- _The problem_:
Reproduce the full listing that appears beneath this instruction exactly.

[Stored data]
— START —

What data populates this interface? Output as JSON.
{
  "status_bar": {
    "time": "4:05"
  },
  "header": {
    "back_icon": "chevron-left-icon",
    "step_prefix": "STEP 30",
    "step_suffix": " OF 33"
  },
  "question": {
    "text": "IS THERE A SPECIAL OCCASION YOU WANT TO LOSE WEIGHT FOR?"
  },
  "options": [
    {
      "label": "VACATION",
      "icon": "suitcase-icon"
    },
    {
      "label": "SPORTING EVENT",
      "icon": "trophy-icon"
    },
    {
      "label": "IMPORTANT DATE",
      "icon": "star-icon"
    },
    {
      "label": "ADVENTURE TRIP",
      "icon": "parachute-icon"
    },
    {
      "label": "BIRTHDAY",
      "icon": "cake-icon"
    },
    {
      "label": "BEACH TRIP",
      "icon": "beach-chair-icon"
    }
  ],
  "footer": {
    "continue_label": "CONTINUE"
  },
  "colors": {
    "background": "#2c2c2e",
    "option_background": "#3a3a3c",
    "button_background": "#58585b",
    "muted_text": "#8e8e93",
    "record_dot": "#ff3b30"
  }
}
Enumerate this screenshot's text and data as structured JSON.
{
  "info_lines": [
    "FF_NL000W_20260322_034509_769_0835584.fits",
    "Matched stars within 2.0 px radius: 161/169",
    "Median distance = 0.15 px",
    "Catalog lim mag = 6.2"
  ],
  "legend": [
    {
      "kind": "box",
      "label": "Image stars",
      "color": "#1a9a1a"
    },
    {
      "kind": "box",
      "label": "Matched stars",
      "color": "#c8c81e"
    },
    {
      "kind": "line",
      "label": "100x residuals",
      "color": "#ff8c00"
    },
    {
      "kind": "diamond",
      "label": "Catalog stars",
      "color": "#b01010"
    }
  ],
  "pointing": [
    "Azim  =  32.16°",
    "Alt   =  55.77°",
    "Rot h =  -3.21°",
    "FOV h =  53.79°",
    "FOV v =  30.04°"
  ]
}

— END —

- _Worked solution_:
What data populates this interface? Output as JSON.
{
  "status_bar": {
    "time": "4:05"
  },
  "header": {
    "back_icon": "chevron-left-icon",
    "step_prefix": "STEP 30",
    "step_suffix": " OF 33"
  },
  "question": {
    "text": "IS THERE A SPECIAL OCCASION YOU WANT TO LOSE WEIGHT FOR?"
  },
  "options": [
    {
      "label": "VACATION",
      "icon": "suitcase-icon"
    },
    {
      "label": "SPORTING EVENT",
      "icon": "trophy-icon"
    },
    {
      "label": "IMPORTANT DATE",
      "icon": "star-icon"
    },
    {
      "label": "ADVENTURE TRIP",
      "icon": "parachute-icon"
    },
    {
      "label": "BIRTHDAY",
      "icon": "cake-icon"
    },
    {
      "label": "BEACH TRIP",
      "icon": "beach-chair-icon"
    }
  ],
  "footer": {
    "continue_label": "CONTINUE"
  },
  "colors": {
    "background": "#2c2c2e",
    "option_background": "#3a3a3c",
    "button_background": "#58585b",
    "muted_text": "#8e8e93",
    "record_dot": "#ff3b30"
  }
}
Enumerate this screenshot's text and data as structured JSON.
{
  "info_lines": [
    "FF_NL000W_20260322_034509_769_0835584.fits",
    "Matched stars within 2.0 px radius: 161/169",
    "Median distance = 0.15 px",
    "Catalog lim mag = 6.2"
  ],
  "legend": [
    {
      "kind": "box",
      "label": "Image stars",
      "color": "#1a9a1a"
    },
    {
      "kind": "box",
      "label": "Matched stars",
      "color": "#c8c81e"
    },
    {
      "kind": "line",
      "label": "100x residuals",
      "color": "#ff8c00"
    },
    {
      "kind": "diamond",
      "label": "Catalog stars",
      "color": "#b01010"
    }
  ],
  "pointing": [
    "Azim  =  32.16°",
    "Alt   =  55.77°",
    "Rot h =  -3.21°",
    "FOV h =  53.79°",
    "FOV v =  30.04°"
  ]
}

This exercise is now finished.